练习文本 =>
————
豆科植物结瘤自调控分子机制研究进展

2022-03-10 00:52张雪邱丽娟阎哲
土壤与作物 2022年1期
关键词:根瘤根瘤菌突变体

张雪,邱丽娟,阎哲

(1.中国科学院 东北地理与农业生态研究所,吉林 长春 130102;2.中国科学院大学,北京 100049;3.中国农业科学院作物科学研究所/国家农作物基因资源与遗传改良重大科学工程/农业部种质资源利用重点实验室,北京 100081)

0 引 言

氮是植物生长发育的必需元素。在自然界中,虽然大气中富含氮气(N2),但土壤中的含氮量很有限。当土壤可利用氮素匮乏时,豆科植物可以与相匹配根瘤菌共生互作形成根瘤,并将氮气转化成植物可以吸收利用的氨。植物宿主为根瘤菌提供适宜的生存空间、必要养分和高效固氮环境,而根瘤菌通过自身固氮酶的作用,为宿主提供氮素[1-2]。目前,这种生物固氮方式已经被许多国家应用于农业生产,既提高了豆科作物品质和产量,又有效地减少了过量施用氮肥所导致的农田生态环境破坏以及水体污染[3-6]。

在宿主植物缺乏氮素的情况下,豆科植物与根瘤菌形成共生体,通过共生固氮来获取供植物生长发育的氮。但共生对于宿主植物也是个能量消耗的过程,宿主植物需要提供足够的碳源来维持根瘤菌的生物活动,因此,过量结瘤同样会对植物生长发育带来不利影响。为此,豆科植物形成了结瘤自调控AON(Autoregulation of Nodulation)体系,用以维持最佳的结瘤数量,平衡个体生长发育的氮素需求和结瘤固氮能量消耗。本文对近年来AON分子机制相关研究结果进行了整理,重点对调控结瘤数量的关键基因以及AON中长距离运输信号相关研究的进展进行总结,为后续的相关研究提供信息和参考。
————
所给数据 =>
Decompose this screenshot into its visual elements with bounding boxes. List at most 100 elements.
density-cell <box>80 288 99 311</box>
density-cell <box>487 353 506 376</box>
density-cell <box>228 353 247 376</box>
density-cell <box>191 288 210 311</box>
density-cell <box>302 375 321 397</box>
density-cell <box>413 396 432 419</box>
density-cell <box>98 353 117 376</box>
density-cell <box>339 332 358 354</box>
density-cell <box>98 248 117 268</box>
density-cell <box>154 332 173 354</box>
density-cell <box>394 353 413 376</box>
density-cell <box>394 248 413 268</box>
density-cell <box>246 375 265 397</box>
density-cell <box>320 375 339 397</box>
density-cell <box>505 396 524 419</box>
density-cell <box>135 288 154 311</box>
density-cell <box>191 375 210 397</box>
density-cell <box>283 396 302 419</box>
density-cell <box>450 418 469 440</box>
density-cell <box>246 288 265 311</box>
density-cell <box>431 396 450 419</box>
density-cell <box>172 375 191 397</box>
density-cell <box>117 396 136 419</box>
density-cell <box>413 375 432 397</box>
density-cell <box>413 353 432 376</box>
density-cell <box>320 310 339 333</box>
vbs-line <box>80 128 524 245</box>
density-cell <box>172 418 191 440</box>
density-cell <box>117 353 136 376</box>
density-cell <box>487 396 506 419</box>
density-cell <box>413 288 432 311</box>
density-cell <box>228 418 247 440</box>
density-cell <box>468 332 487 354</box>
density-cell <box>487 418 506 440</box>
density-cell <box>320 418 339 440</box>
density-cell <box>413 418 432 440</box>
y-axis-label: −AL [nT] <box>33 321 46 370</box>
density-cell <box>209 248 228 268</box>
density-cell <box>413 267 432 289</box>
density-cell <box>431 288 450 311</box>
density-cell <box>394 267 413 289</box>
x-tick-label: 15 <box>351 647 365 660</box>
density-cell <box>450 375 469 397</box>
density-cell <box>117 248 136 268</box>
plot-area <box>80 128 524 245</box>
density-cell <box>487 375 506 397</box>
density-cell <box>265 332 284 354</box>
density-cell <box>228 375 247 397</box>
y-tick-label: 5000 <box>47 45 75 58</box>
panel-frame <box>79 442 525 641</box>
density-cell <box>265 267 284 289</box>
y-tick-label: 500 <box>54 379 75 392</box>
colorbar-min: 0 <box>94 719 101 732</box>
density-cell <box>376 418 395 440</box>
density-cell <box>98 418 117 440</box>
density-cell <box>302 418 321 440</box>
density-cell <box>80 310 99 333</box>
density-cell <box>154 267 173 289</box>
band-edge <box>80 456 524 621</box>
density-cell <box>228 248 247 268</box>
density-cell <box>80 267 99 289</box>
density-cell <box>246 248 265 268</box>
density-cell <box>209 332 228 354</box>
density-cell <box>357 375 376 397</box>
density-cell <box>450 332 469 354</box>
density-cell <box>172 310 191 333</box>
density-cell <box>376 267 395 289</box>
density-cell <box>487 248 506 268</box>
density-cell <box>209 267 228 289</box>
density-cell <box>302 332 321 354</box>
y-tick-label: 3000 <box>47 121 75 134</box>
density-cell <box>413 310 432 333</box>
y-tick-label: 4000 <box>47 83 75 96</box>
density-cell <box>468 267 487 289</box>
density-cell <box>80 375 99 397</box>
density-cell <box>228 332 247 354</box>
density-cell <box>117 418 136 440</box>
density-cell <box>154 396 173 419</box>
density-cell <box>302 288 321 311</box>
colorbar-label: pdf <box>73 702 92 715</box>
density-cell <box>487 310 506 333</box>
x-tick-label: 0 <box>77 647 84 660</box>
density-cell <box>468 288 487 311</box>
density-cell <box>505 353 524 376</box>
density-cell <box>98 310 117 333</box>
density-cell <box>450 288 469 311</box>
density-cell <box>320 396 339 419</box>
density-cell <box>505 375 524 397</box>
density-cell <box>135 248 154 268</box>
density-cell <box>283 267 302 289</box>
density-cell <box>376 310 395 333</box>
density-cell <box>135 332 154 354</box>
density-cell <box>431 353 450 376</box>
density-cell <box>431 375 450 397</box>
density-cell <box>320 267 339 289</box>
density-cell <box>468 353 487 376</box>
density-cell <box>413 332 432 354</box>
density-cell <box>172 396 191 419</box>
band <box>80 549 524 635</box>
————
任务目标 => 能否把练习文本中以“(1.中国科学院 东北地理与农业生态研究所,吉林 长春”开头、一直到“破坏以及水体污染[3-6]。”为止的这段文字一字不改地输出?

你的回答 =>
(1.中国科学院 东北地理与农业生态研究所,吉林 长春 130102;2.中国科学院大学,北京 100049;3.中国农业科学院作物科学研究所/国家农作物基因资源与遗传改良重大科学工程/农业部种质资源利用重点实验室,北京 100081)

0 引 言

氮是植物生长发育的必需元素。在自然界中,虽然大气中富含氮气(N2),但土壤中的含氮量很有限。当土壤可利用氮素匮乏时,豆科植物可以与相匹配根瘤菌共生互作形成根瘤,并将氮气转化成植物可以吸收利用的氨。植物宿主为根瘤菌提供适宜的生存空间、必要养分和高效固氮环境,而根瘤菌通过自身固氮酶的作用,为宿主提供氮素[1-2]。目前,这种生物固氮方式已经被许多国家应用于农业生产,既提高了豆科作物品质和产量,又有效地减少了过量施用氮肥所导致的农田生态环境破坏以及水体污染[3-6]。